**Entries**
---+---
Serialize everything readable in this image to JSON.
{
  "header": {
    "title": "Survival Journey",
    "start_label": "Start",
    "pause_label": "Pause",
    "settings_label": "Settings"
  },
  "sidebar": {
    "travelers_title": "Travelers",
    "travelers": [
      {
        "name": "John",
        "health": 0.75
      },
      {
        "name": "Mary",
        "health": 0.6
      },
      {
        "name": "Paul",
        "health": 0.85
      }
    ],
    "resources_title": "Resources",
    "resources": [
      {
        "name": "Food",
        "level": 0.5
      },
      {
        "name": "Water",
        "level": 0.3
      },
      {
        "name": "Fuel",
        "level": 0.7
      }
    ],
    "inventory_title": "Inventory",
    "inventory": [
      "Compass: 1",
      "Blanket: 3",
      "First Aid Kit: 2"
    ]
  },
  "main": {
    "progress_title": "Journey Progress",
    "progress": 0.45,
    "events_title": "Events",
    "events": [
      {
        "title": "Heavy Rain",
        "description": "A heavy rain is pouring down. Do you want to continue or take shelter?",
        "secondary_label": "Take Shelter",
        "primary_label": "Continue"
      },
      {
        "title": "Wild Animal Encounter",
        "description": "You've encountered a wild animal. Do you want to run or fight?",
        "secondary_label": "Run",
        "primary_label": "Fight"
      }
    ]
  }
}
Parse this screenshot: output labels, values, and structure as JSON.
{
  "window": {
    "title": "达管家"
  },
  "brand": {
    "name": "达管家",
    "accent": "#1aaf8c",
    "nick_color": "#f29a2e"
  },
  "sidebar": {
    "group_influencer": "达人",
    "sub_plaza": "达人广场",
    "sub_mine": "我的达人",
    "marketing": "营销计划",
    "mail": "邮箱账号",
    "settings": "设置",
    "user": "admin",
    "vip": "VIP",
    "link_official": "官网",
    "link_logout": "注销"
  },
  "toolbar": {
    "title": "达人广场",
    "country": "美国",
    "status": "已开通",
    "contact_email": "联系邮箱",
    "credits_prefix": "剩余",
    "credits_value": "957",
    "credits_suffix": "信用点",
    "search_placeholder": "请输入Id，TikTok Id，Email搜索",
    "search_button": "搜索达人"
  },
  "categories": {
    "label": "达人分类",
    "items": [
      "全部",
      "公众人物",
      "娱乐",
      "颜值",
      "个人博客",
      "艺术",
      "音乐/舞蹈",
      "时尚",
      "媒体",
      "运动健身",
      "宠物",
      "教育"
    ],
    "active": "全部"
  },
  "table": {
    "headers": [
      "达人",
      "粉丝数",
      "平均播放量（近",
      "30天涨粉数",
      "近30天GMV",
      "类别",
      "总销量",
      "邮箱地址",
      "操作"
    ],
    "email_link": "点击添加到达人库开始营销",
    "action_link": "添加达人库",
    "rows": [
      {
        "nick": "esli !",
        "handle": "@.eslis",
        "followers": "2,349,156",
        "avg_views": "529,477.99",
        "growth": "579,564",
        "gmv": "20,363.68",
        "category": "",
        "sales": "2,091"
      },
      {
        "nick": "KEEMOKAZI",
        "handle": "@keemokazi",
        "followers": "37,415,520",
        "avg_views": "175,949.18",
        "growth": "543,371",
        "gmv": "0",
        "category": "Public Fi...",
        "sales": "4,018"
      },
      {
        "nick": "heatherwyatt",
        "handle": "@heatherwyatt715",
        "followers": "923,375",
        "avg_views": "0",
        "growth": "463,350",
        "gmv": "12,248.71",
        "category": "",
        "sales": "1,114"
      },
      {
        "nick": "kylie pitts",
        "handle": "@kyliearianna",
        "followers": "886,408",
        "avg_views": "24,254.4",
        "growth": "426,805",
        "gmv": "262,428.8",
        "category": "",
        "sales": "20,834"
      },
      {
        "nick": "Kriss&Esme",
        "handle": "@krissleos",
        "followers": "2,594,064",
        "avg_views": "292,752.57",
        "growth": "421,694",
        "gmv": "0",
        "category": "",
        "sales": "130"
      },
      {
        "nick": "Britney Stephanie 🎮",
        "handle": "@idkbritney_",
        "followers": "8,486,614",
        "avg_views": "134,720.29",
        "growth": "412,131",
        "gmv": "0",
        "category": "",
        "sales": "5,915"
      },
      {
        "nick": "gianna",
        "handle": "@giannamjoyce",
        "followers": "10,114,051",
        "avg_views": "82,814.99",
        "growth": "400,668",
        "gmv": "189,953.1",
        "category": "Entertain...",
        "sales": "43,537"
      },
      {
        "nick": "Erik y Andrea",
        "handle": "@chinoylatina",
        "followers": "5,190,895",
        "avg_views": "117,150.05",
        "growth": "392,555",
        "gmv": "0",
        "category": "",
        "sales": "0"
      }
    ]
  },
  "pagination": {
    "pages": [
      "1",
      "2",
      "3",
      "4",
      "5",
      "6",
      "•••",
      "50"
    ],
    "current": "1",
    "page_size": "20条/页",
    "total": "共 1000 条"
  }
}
---+---
**Prompt**
Every line above needs to be retyped exactly.

**Solution for this problem**
Serialize everything readable in this image to JSON.
{
  "header": {
    "title": "Survival Journey",
    "start_label": "Start",
    "pause_label": "Pause",
    "settings_label": "Settings"
  },
  "sidebar": {
    "travelers_title": "Travelers",
    "travelers": [
      {
        "name": "John",
        "health": 0.75
      },
      {
        "name": "Mary",
        "health": 0.6
      },
      {
        "name": "Paul",
        "health": 0.85
      }
    ],
    "resources_title": "Resources",
    "resources": [
      {
        "name": "Food",
        "level": 0.5
      },
      {
        "name": "Water",
        "level": 0.3
      },
      {
        "name": "Fuel",
        "level": 0.7
      }
    ],
    "inventory_title": "Inventory",
    "inventory": [
      "Compass: 1",
      "Blanket: 3",
      "First Aid Kit: 2"
    ]
  },
  "main": {
    "progress_title": "Journey Progress",
    "progress": 0.45,
    "events_title": "Events",
    "events": [
      {
        "title": "Heavy Rain",
        "description": "A heavy rain is pouring down. Do you want to continue or take shelter?",
        "secondary_label": "Take Shelter",
        "primary_label": "Continue"
      },
      {
        "title": "Wild Animal Encounter",
        "description": "You've encountered a wild animal. Do you want to run or fight?",
        "secondary_label": "Run",
        "primary_label": "Fight"
      }
    ]
  }
}
Parse this screenshot: output labels, values, and structure as JSON.
{
  "window": {
    "title": "达管家"
  },
  "brand": {
    "name": "达管家",
    "accent": "#1aaf8c",
    "nick_color": "#f29a2e"
  },
  "sidebar": {
    "group_influencer": "达人",
    "sub_plaza": "达人广场",
    "sub_mine": "我的达人",
    "marketing": "营销计划",
    "mail": "邮箱账号",
    "settings": "设置",
    "user": "admin",
    "vip": "VIP",
    "link_official": "官网",
    "link_logout": "注销"
  },
  "toolbar": {
    "title": "达人广场",
    "country": "美国",
    "status": "已开通",
    "contact_email": "联系邮箱",
    "credits_prefix": "剩余",
    "credits_value": "957",
    "credits_suffix": "信用点",
    "search_placeholder": "请输入Id，TikTok Id，Email搜索",
    "search_button": "搜索达人"
  },
  "categories": {
    "label": "达人分类",
    "items": [
      "全部",
      "公众人物",
      "娱乐",
      "颜值",
      "个人博客",
      "艺术",
      "音乐/舞蹈",
      "时尚",
      "媒体",
      "运动健身",
      "宠物",
      "教育"
    ],
    "active": "全部"
  },
  "table": {
    "headers": [
      "达人",
      "粉丝数",
      "平均播放量（近",
      "30天涨粉数",
      "近30天GMV",
      "类别",
      "总销量",
      "邮箱地址",
      "操作"
    ],
    "email_link": "点击添加到达人库开始营销",
    "action_link": "添加达人库",
    "rows": [
      {
        "nick": "esli !",
        "handle": "@.eslis",
        "followers": "2,349,156",
        "avg_views": "529,477.99",
        "growth": "579,564",
        "gmv": "20,363.68",
        "category": "",
        "sales": "2,091"
      },
      {
        "nick": "KEEMOKAZI",
        "handle": "@keemokazi",
        "followers": "37,415,520",
        "avg_views": "175,949.18",
        "growth": "543,371",
        "gmv": "0",
        "category": "Public Fi...",
        "sales": "4,018"
      },
      {
        "nick": "heatherwyatt",
        "handle": "@heatherwyatt715",
        "followers": "923,375",
        "avg_views": "0",
        "growth": "463,350",
        "gmv": "12,248.71",
        "category": "",
        "sales": "1,114"
      },
      {
        "nick": "kylie pitts",
        "handle": "@kyliearianna",
        "followers": "886,408",
        "avg_views": "24,254.4",
        "growth": "426,805",
        "gmv": "262,428.8",
        "category": "",
        "sales": "20,834"
      },
      {
        "nick": "Kriss&Esme",
        "handle": "@krissleos",
        "followers": "2,594,064",
        "avg_views": "292,752.57",
        "growth": "421,694",
        "gmv": "0",
        "category": "",
        "sales": "130"
      },
      {
        "nick": "Britney Stephanie 🎮",
        "handle": "@idkbritney_",
        "followers": "8,486,614",
        "avg_views": "134,720.29",
        "growth": "412,131",
        "gmv": "0",
        "category": "",
        "sales": "5,915"
      },
      {
        "nick": "gianna",
        "handle": "@giannamjoyce",
        "followers": "10,114,051",
        "avg_views": "82,814.99",
        "growth": "400,668",
        "gmv": "189,953.1",
        "category": "Entertain...",
        "sales": "43,537"
      },
      {
        "nick": "Erik y Andrea",
        "handle": "@chinoylatina",
        "followers": "5,190,895",
        "avg_views": "117,150.05",
        "growth": "392,555",
        "gmv": "0",
        "category": "",
        "sales": "0"
      }
    ]
  },
  "pagination": {
    "pages": [
      "1",
      "2",
      "3",
      "4",
      "5",
      "6",
      "•••",
      "50"
    ],
    "current": "1",
    "page_size": "20条/页",
    "total": "共 1000 条"
  }
}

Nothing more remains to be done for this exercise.